### PAGE EXCERPT
━━━━━━━━━━

Thus, of the at least 26 hikes in the Crater Lake area, only nine are considered easy. So sure, if you do the Rim Village Walking Tour (excellent views), there will be people. But if you choose a more demanding trail, it will be a much quieter experience.

Do respect the safety warnings. Due to high-traffic visitor sections of Crater Lake being well developed, people are prone to a false sense of security.  Hikers have died or put rescuers in peril trying to save them, due to going over the barriers explicitly telling people to stay back.

Also, despite this area’s hot summers, the season is brief near the lake. Snow lingers up here, sometimes until late June and early July. So, pack a jacket just in case, even if it is blazing summer lower down.

5 – Ecola State Park: Oregon Hiking

Ecola State Park contains 9 miles of coastline between Cannon Beach and Seaside. There are several popular trails in this beautiful place, including 8 of the 362 miles of the Oregon Coast Trail. But the public’s favorite is the Clatsop Loop Trail. However, like anywhere in Oregon, this area can be subjected to closures thanks to nature’s ever-changing moods.

6 – Humbug Mountain State Park: Oregon Hiking

Humbug Mountain State Park is another Southern Oregon treasure. It has many trails, a fair chunk short and easy. However, one of the best is the Humbug Mountain Loop Trail. It has such beautiful views of the rugged coastline.

━━━━━━━━━━

### WHAT YOU NEED TO DO
1. Echo the Oregon hiking excerpt word for word, starting at "Do respect the" and ending at "nature’s ever-changing moods.".
2. Decide whether each statement agrees with the Oregon hiking excerpt. Answer yes or no, and quote the deciding words. (a) Only nine of the Crater Lake area hikes are considered easy. (b) Ecola State Park holds 362 miles of the Oregon Coast Trail. (c) Snow near Crater Lake can last into early July.
3. Write the next part of the Oregon hiking excerpt, picking up after its final sentence.

### DATA

━━━━━━━━━━

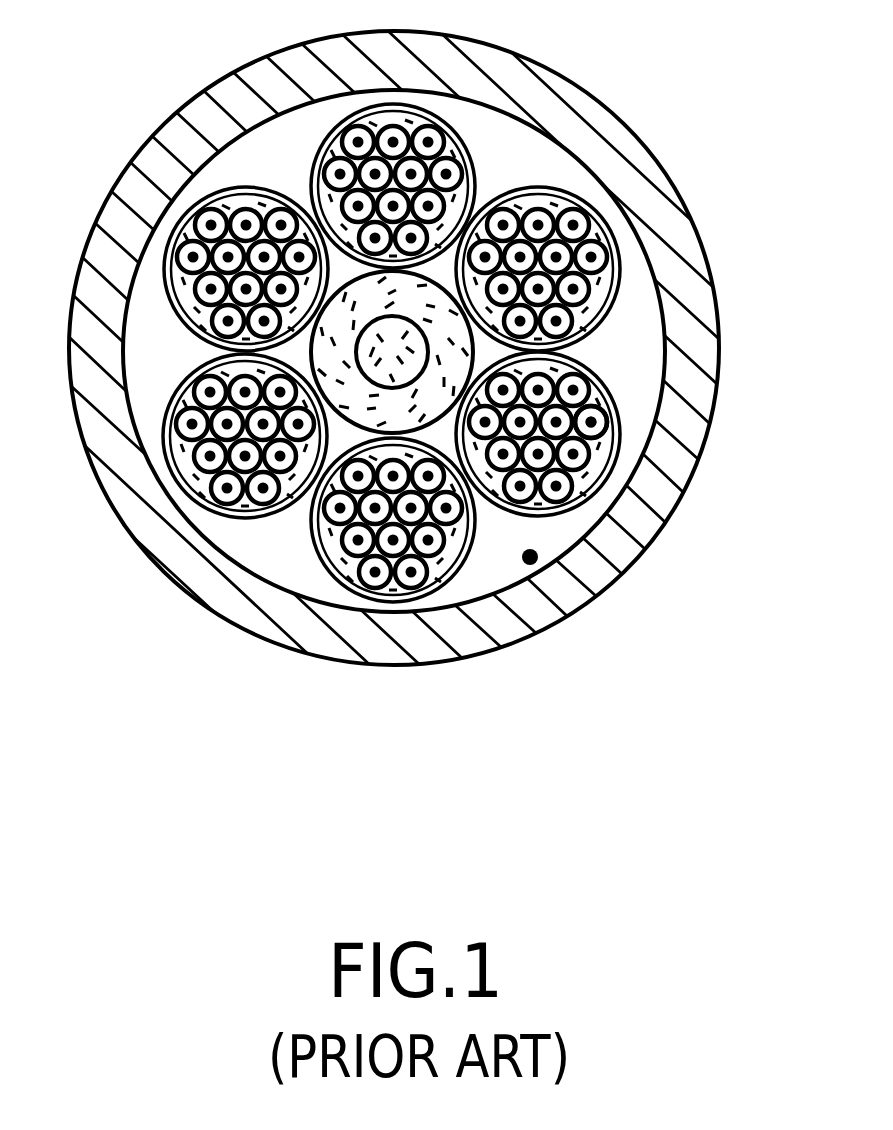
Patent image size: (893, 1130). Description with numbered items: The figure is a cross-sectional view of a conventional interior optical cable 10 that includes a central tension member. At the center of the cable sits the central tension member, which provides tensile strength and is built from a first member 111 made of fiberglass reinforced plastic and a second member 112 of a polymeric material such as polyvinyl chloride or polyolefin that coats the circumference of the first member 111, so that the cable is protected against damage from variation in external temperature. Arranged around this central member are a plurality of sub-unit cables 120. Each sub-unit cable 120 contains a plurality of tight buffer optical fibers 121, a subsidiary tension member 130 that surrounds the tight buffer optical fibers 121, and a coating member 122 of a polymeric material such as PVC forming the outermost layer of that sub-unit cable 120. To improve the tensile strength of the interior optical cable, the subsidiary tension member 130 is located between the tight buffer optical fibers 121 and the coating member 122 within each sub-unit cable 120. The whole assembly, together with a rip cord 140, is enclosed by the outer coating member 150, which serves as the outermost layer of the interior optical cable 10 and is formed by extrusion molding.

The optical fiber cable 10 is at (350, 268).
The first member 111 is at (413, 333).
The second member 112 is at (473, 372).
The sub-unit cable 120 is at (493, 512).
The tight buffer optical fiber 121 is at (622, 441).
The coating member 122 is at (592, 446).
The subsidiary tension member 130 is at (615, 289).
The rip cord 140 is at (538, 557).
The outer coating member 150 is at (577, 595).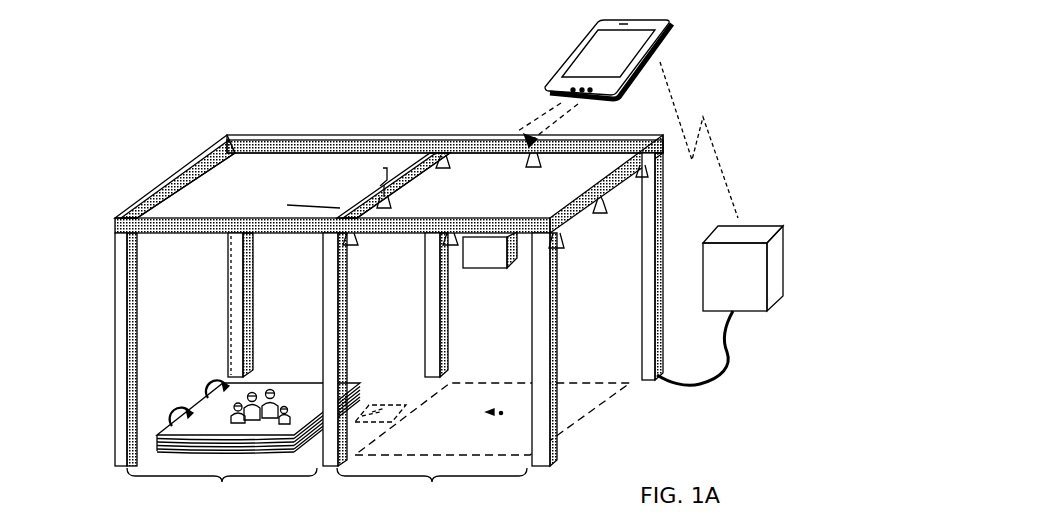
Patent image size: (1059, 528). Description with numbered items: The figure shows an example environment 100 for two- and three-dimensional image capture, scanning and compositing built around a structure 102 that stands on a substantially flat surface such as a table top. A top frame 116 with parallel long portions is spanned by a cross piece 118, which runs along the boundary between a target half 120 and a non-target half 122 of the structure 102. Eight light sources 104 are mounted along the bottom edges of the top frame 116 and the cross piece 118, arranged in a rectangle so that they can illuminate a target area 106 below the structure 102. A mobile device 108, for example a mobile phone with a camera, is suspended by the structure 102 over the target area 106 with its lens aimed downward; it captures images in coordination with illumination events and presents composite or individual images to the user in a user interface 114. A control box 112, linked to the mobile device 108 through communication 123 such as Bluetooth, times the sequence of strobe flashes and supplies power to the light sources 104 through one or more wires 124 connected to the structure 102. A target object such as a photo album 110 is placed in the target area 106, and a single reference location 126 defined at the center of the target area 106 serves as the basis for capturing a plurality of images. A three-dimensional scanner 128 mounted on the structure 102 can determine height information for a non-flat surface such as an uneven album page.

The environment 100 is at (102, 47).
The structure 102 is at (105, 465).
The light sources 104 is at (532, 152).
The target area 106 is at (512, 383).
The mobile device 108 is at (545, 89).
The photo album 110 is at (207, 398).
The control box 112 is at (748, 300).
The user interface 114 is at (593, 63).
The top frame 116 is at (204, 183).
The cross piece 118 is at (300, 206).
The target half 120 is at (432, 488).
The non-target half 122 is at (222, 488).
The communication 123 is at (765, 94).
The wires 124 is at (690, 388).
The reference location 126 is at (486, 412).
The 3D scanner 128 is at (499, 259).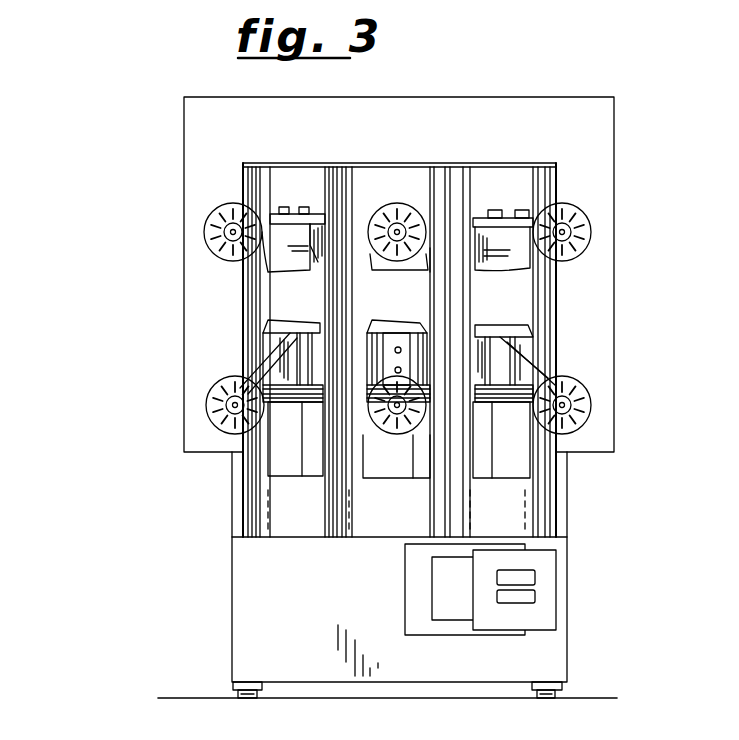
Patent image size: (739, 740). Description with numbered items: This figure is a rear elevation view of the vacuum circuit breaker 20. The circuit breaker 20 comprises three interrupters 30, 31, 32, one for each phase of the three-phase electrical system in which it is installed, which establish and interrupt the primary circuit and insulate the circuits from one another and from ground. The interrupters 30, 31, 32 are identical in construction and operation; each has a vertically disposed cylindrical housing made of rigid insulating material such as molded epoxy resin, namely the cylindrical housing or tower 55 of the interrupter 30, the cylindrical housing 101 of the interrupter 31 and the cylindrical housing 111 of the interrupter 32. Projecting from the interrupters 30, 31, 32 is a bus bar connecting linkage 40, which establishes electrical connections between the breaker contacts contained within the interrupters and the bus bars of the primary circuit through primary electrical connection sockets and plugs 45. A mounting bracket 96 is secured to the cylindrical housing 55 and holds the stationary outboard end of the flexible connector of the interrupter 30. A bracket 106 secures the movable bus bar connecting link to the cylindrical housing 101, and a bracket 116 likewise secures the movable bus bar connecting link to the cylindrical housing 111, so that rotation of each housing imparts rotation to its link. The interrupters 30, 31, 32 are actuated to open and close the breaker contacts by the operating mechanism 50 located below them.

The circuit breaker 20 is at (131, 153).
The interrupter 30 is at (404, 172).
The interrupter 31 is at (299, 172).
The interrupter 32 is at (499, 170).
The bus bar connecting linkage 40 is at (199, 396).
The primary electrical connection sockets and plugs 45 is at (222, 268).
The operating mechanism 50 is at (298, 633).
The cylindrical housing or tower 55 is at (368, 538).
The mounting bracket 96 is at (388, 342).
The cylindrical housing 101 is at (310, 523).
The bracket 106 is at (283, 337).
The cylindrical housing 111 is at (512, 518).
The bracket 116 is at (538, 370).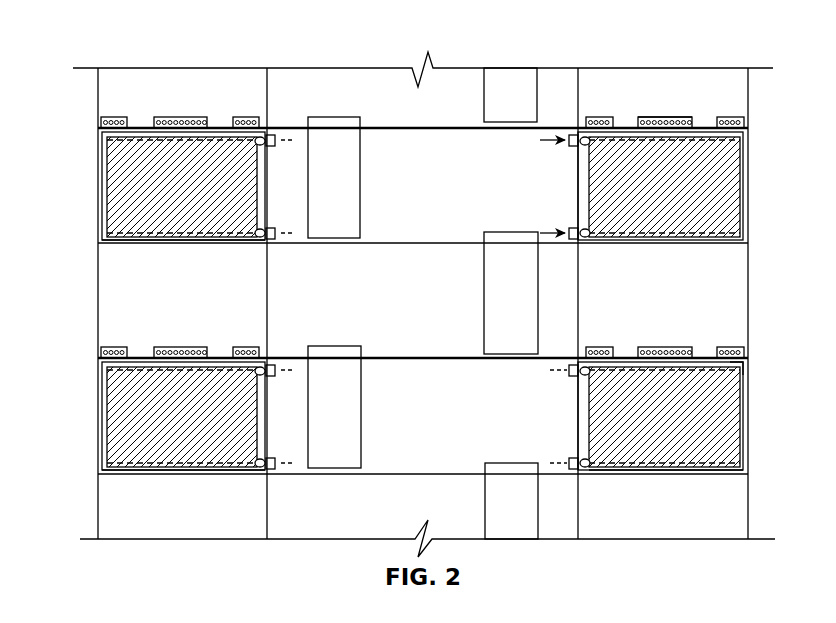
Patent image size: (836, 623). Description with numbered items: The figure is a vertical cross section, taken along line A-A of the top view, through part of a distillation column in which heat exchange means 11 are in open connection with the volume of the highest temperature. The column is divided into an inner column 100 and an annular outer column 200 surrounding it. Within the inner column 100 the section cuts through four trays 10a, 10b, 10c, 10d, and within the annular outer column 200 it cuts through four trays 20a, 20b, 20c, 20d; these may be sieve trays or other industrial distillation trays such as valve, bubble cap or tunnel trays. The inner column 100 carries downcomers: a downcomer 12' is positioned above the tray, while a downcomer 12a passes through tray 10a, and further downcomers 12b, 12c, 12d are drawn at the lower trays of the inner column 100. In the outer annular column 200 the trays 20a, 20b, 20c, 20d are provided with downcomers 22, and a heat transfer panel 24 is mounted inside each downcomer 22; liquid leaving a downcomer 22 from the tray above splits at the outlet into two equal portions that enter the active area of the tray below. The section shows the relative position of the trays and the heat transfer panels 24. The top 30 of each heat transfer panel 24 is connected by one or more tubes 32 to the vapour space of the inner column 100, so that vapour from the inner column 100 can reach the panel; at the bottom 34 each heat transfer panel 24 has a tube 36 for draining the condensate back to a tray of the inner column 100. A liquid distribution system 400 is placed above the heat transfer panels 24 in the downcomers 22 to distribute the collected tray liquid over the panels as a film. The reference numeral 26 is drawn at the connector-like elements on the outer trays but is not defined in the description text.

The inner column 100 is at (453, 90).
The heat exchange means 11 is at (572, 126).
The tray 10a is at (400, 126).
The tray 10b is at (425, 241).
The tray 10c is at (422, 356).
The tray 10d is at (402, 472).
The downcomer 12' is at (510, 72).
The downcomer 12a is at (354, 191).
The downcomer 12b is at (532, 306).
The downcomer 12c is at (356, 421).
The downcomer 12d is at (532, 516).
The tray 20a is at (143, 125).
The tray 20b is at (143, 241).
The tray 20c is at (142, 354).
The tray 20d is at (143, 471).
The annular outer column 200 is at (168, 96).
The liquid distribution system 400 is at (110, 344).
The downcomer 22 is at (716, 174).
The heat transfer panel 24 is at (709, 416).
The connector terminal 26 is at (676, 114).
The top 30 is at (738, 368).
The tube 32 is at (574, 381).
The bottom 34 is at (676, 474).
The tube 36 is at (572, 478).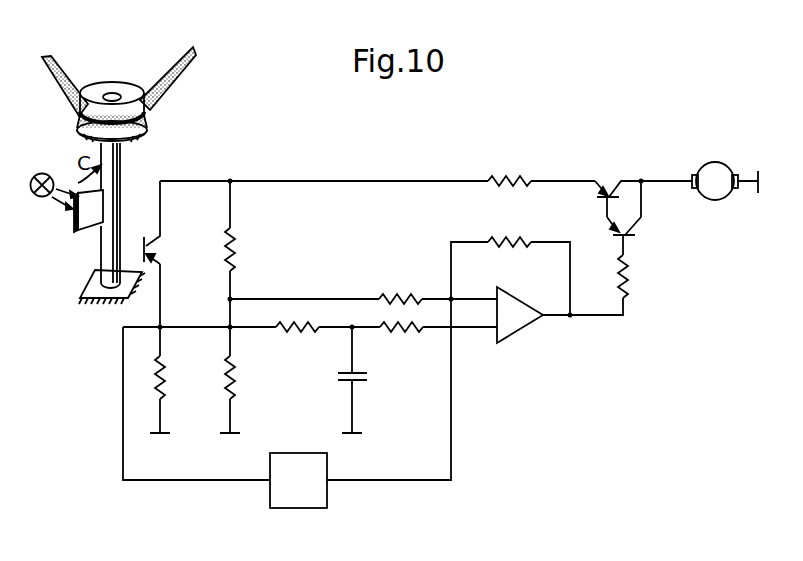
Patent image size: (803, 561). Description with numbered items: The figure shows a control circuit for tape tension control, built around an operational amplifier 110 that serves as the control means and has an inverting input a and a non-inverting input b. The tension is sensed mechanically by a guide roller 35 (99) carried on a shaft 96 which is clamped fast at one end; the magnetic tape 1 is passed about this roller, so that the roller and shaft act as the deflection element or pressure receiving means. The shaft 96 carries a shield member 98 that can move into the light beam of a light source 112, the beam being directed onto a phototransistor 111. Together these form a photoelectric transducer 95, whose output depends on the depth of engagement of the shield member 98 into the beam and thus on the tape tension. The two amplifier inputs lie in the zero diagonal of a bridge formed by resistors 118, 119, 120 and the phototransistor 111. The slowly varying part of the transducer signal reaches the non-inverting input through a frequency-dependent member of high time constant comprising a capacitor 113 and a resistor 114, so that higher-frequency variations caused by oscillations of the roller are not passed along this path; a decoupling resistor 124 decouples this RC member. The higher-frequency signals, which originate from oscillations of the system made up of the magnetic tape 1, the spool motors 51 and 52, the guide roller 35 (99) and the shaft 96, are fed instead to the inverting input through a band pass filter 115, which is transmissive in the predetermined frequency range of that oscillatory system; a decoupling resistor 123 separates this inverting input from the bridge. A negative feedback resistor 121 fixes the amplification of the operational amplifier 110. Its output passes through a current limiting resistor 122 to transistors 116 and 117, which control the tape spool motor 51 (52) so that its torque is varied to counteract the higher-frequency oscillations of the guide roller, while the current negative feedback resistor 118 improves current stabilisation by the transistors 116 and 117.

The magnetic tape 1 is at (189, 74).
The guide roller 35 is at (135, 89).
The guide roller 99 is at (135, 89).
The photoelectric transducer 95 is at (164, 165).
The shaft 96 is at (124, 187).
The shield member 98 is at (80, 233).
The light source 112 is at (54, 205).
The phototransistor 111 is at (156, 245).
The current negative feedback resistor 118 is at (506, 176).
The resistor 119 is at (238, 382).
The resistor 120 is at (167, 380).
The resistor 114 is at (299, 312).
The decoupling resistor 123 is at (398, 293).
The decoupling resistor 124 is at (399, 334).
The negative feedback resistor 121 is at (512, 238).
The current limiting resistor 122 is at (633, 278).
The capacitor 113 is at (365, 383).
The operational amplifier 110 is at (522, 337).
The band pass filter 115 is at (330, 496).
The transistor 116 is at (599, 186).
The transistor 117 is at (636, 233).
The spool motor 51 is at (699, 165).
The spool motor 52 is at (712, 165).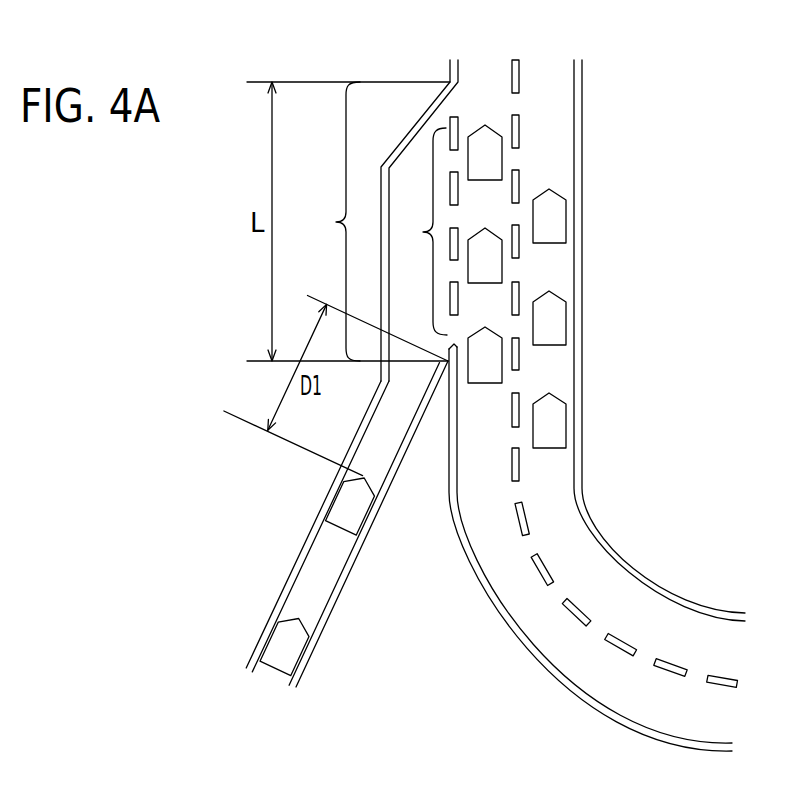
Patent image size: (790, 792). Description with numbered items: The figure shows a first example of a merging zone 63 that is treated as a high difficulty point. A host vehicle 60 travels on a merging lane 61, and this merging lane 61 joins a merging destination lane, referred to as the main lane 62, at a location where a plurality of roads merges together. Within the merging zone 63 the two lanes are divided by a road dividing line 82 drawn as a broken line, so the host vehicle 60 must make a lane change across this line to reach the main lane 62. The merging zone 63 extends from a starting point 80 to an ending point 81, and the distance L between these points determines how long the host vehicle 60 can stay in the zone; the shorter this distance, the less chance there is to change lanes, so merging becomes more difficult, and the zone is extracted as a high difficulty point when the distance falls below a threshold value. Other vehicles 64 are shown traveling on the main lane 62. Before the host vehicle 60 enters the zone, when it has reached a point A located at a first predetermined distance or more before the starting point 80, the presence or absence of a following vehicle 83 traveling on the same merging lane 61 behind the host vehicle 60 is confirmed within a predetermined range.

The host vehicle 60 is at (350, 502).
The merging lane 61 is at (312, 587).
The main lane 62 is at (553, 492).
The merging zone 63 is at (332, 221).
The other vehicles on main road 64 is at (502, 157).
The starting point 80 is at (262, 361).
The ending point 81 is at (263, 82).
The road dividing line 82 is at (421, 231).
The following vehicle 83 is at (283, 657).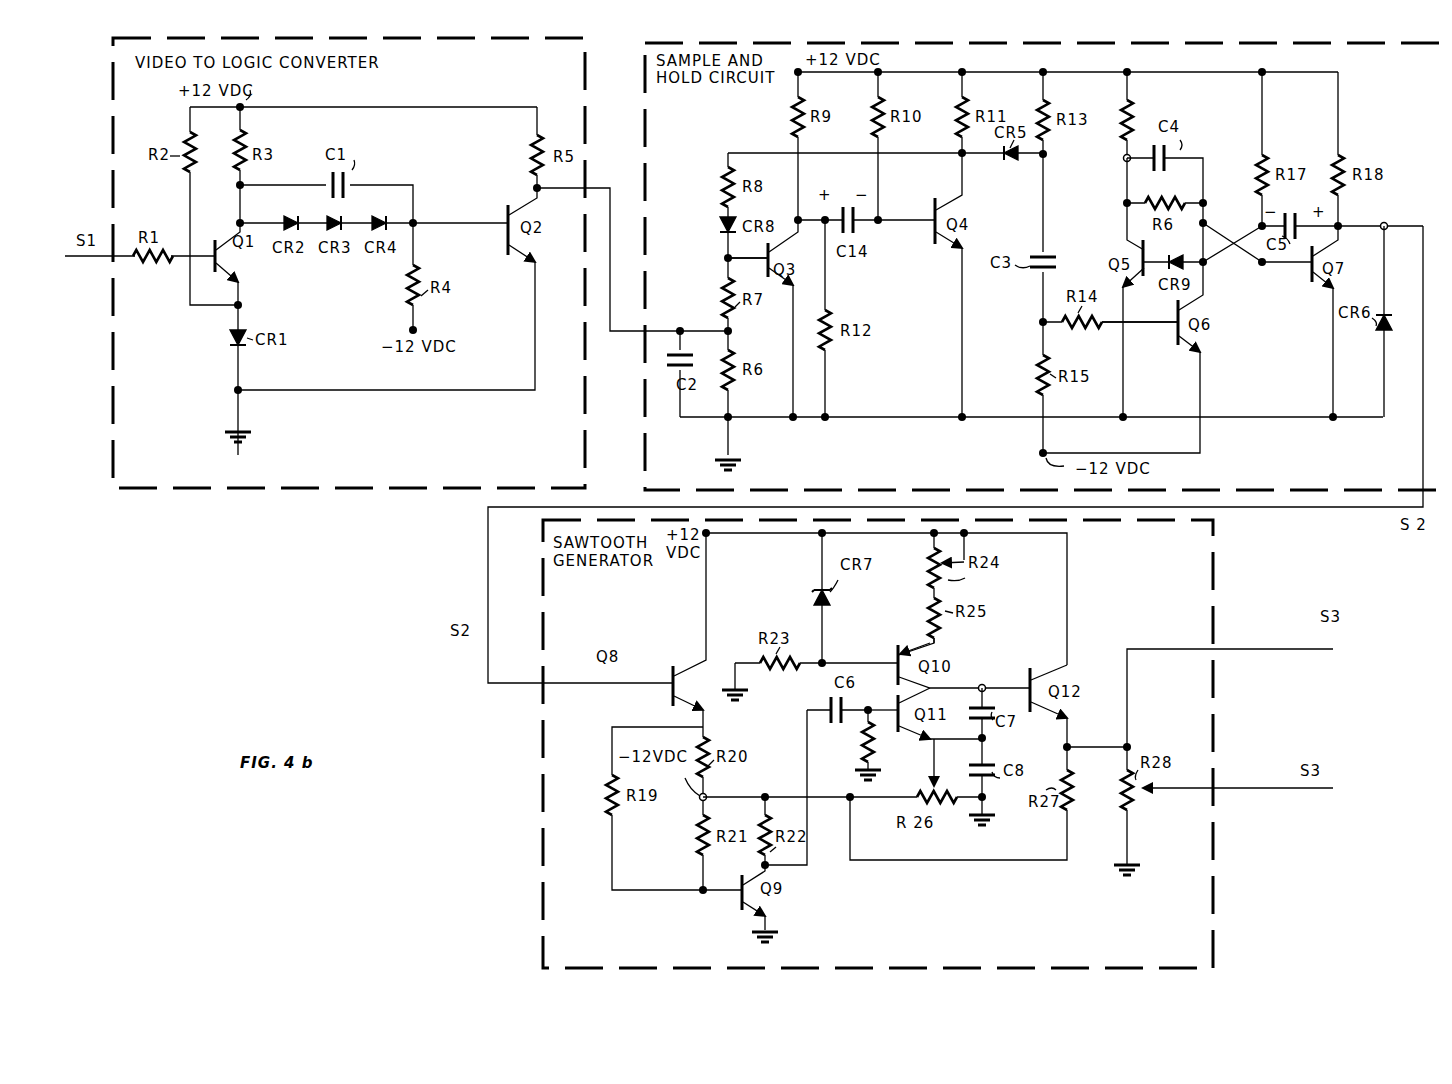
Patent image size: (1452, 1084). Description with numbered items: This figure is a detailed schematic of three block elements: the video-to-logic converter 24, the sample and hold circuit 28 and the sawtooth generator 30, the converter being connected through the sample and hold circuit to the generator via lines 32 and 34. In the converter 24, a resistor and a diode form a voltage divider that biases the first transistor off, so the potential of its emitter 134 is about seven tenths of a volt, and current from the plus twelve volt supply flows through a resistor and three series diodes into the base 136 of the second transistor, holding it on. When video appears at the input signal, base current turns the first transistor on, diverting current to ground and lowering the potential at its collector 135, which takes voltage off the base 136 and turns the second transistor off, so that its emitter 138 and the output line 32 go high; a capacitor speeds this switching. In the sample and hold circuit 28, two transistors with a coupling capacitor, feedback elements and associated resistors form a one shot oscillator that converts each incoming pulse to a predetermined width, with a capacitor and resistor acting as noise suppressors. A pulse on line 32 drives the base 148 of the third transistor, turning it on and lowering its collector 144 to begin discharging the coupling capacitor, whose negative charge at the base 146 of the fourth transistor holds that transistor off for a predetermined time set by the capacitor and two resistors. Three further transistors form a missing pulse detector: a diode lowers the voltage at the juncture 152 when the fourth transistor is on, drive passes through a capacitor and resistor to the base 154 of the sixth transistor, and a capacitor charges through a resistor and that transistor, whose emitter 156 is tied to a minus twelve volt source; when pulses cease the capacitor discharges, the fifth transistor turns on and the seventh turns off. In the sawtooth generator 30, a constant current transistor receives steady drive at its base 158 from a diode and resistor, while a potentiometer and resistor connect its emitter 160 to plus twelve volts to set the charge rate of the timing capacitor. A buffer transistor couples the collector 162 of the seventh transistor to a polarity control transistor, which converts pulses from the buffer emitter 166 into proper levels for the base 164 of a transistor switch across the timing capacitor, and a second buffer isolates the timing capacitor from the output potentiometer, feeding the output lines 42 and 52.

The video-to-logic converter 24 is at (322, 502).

━━━━━━━━━━

### ANSWERS
1.
Do respect the safety warnings. Due to high-traffic visitor sections of Crater Lake being well developed, people are prone to a false sense of security.  Hikers have died or put rescuers in peril trying to save them, due to going over the barriers explicitly telling people to stay back.

Also, despite this area’s hot summers, the season is brief near the lake. Snow lingers up here, sometimes until late June and early July. So, pack a jacket just in case, even if it is blazing summer lower down.

5 – Ecola State Park: Oregon Hiking

Ecola State Park contains 9 miles of coastline between Cannon Beach and Seaside. There are several popular trails in this beautiful place, including 8 of the 362 miles of the Oregon Coast Trail. But the public’s favorite is the Clatsop Loop Trail. However, like anywhere in Oregon, this area can be subjected to closures thanks to nature’s ever-changing moods.

2.
(a) Yes: "of the at least 26 hikes in the Crater Lake area, only nine are considered easy"
(b) No: "including 8 of the 362 miles of the Oregon Coast Trail"
(c) Yes: "Snow lingers up here, sometimes until late June and early July"

3.
While the 5.5 miles of the loop is only rated as moderate in difficulty, those with the wrong gear do get frustrated. This is a high rainfall area, so yes, there can be mud and sometimes rain, so pack and prepare appropriately.  

7 – Mt. Hood National Forest & Romana Falls: Oregon Hiking

The Mt. Hood National Forest is a pleasure to enjoy throughout the year. The picturesque mountain is stunning to look at and a source of great hikes and excellent skiing. The 7-mile hike to Ramona Falls is a popular must-see attraction. While it isn’t a strenuous hike, it can have some unexpected challenges, such as crossing over logs. Wear good hiking boots.

If gazing at the mountain near a peaceful lake is more your thing, then two fairly mild hikes are the loops around Mirror Lake and Trillium Lake. Take lots of pictures.  

8 – Multnomah Falls: Oregon Hiking

Multnomah Falls is a spectacular sight, which is why it is so popular you have to reserve tickets to see it from June-September. Thus, Oregonians have mixed feelings about this spot. Yes, it is utterly amazing to behold. Also, there are accessible, paved areas and services such as flush toilets, gift shop, snack bar, restaurant with elevator access, and a visitor center. This allows people of all ages and mobility to enjoy it, which is wonderful.

However, it no longer feels like visiting the wilderness but more like going to an outdoor museum or zoo. It’s crowded. So perhaps this one is less of a “best hike” and more of a “must-see natural wonder.” Because if you are a dedicated hiker, you’ll probably find more joy in smaller but more hidden waterfalls. Even so, Multnomah puts on a grand show.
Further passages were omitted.